● **Element box records**
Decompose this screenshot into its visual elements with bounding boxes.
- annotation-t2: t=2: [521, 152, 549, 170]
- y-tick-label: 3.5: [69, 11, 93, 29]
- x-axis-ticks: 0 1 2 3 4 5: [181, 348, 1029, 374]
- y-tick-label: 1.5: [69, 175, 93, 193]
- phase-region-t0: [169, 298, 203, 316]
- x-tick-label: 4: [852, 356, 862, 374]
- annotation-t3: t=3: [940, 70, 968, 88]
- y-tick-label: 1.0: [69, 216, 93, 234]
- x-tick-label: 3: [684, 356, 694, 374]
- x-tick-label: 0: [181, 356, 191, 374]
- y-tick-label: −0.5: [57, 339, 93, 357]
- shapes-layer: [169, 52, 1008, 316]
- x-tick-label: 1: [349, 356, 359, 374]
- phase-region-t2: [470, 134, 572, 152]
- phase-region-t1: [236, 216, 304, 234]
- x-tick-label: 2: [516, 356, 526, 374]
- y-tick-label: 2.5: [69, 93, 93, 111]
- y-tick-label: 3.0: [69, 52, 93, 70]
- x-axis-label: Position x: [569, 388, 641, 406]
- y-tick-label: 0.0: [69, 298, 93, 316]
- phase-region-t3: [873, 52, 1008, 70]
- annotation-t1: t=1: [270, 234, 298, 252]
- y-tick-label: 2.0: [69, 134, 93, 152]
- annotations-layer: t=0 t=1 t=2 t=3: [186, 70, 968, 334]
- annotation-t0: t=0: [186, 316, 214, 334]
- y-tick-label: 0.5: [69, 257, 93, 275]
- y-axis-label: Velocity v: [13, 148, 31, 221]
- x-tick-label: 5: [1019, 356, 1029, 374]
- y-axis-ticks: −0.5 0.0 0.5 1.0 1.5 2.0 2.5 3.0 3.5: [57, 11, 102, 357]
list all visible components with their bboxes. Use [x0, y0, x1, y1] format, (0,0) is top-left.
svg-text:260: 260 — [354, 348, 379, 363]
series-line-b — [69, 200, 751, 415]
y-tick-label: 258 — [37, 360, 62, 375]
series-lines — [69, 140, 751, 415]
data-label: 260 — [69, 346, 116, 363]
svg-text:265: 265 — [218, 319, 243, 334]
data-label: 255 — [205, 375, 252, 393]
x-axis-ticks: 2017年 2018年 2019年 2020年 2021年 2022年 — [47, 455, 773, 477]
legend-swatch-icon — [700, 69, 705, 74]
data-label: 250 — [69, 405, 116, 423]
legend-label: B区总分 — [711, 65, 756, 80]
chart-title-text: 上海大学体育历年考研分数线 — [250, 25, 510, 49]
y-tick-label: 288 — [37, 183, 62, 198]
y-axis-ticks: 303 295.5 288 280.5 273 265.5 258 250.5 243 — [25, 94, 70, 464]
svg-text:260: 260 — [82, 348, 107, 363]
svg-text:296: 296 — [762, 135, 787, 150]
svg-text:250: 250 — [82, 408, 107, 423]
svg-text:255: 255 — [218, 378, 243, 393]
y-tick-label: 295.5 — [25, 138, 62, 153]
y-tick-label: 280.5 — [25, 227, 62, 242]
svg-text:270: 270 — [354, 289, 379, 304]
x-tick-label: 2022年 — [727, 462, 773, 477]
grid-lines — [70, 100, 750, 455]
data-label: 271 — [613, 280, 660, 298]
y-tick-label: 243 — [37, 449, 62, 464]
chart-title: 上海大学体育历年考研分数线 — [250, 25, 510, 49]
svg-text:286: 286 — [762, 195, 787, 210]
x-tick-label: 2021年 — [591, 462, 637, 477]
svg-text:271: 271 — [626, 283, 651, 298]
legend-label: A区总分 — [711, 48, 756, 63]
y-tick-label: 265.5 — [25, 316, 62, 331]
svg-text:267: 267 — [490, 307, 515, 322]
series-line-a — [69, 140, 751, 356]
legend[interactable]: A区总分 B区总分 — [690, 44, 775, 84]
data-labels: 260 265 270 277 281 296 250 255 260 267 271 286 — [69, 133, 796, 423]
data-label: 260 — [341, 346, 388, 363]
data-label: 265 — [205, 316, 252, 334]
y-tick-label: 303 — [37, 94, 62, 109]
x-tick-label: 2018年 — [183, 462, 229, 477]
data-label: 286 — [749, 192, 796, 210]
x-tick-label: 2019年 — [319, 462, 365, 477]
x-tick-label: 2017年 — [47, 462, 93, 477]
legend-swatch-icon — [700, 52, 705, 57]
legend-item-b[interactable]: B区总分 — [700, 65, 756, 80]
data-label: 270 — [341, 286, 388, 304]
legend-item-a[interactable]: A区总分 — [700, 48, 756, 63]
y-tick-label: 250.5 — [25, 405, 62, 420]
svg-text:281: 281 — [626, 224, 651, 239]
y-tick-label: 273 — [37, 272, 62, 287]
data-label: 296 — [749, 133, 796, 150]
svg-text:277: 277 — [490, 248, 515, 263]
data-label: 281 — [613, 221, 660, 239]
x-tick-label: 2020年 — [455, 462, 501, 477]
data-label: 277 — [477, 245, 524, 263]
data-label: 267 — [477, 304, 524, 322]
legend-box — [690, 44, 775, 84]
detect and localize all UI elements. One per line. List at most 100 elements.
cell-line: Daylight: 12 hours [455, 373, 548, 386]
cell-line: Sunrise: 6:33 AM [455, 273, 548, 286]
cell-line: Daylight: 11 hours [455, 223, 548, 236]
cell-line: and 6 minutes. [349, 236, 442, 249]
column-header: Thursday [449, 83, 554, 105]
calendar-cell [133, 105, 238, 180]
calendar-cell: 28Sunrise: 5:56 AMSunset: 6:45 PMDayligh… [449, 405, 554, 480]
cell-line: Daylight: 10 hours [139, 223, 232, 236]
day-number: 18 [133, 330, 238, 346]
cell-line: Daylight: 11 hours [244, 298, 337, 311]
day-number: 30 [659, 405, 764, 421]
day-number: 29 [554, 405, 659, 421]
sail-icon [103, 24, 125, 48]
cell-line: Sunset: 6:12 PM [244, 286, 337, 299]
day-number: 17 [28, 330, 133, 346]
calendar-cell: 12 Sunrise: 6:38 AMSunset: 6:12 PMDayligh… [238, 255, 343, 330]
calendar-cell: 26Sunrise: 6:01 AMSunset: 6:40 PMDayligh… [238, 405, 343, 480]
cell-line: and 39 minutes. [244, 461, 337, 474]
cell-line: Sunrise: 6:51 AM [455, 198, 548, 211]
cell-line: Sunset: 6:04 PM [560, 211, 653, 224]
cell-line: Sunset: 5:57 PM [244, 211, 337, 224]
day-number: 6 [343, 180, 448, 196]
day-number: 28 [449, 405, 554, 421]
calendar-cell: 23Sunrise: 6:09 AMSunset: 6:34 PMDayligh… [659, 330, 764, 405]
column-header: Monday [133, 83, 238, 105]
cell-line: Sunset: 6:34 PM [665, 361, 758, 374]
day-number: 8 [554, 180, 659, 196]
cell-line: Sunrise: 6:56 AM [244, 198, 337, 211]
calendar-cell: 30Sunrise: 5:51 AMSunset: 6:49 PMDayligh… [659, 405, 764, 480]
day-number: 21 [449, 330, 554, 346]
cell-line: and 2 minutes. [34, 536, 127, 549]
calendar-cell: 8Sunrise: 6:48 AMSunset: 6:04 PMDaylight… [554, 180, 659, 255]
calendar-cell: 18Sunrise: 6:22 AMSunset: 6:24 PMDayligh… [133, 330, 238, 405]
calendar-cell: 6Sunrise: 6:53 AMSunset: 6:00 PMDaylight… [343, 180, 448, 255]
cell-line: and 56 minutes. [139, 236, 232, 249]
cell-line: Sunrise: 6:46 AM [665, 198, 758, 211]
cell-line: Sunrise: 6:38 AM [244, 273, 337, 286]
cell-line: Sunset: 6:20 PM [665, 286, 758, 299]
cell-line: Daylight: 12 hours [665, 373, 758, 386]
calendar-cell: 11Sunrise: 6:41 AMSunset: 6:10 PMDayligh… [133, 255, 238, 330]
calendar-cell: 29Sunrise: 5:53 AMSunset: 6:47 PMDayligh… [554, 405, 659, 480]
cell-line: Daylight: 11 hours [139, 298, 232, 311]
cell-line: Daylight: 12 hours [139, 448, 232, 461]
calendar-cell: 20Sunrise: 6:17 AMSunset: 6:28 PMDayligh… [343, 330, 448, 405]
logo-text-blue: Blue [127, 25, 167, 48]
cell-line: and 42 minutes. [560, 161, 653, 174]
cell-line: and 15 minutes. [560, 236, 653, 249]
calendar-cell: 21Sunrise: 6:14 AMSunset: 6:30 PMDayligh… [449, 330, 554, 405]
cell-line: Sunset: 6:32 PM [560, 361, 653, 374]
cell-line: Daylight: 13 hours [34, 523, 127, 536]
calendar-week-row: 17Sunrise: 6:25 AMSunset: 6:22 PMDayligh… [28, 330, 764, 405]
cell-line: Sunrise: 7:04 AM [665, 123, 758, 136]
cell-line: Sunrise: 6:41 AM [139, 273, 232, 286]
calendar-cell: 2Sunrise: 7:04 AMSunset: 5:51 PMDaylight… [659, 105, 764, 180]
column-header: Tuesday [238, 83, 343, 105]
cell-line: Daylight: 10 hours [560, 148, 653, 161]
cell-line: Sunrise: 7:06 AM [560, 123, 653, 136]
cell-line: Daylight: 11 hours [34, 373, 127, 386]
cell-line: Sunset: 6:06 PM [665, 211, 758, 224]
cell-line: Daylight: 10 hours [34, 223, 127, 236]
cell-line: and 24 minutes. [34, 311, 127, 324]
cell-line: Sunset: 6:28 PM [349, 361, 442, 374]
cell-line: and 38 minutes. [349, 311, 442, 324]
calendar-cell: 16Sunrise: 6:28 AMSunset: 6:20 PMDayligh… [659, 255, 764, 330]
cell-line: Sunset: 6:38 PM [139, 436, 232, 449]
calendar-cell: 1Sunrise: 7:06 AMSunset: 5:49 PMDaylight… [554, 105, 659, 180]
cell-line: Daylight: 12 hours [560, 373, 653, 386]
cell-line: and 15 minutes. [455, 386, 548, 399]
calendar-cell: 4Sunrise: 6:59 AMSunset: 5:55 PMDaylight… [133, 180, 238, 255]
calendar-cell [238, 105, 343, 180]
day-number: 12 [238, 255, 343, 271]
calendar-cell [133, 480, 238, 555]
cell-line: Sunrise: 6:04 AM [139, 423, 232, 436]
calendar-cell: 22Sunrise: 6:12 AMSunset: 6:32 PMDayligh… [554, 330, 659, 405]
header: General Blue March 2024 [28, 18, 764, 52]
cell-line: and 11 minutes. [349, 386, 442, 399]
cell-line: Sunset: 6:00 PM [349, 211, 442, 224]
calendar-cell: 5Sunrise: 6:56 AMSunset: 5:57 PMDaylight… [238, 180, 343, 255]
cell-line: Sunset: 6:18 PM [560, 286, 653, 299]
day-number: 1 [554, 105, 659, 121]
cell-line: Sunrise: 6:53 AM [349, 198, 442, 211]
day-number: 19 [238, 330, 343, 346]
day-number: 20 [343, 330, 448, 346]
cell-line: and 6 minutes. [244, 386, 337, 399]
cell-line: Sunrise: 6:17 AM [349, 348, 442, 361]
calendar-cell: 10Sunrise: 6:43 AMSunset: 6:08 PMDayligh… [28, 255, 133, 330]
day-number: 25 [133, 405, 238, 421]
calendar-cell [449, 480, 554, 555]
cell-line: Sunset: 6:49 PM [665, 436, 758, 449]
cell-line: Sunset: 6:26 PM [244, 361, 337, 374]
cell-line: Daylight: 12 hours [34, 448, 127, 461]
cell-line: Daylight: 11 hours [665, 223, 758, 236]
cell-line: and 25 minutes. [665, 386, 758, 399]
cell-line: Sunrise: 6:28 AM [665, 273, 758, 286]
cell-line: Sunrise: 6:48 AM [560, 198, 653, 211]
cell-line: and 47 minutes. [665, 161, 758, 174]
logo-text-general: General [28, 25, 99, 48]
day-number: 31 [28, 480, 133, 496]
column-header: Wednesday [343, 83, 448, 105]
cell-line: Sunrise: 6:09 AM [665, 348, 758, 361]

● **Written instruction**
Gather every line of the material above that contains the string "logo", and copy each one in full.

● **Final result**
logo-text-blue: Blue [127, 25, 167, 48]
logo-text-general: General [28, 25, 99, 48]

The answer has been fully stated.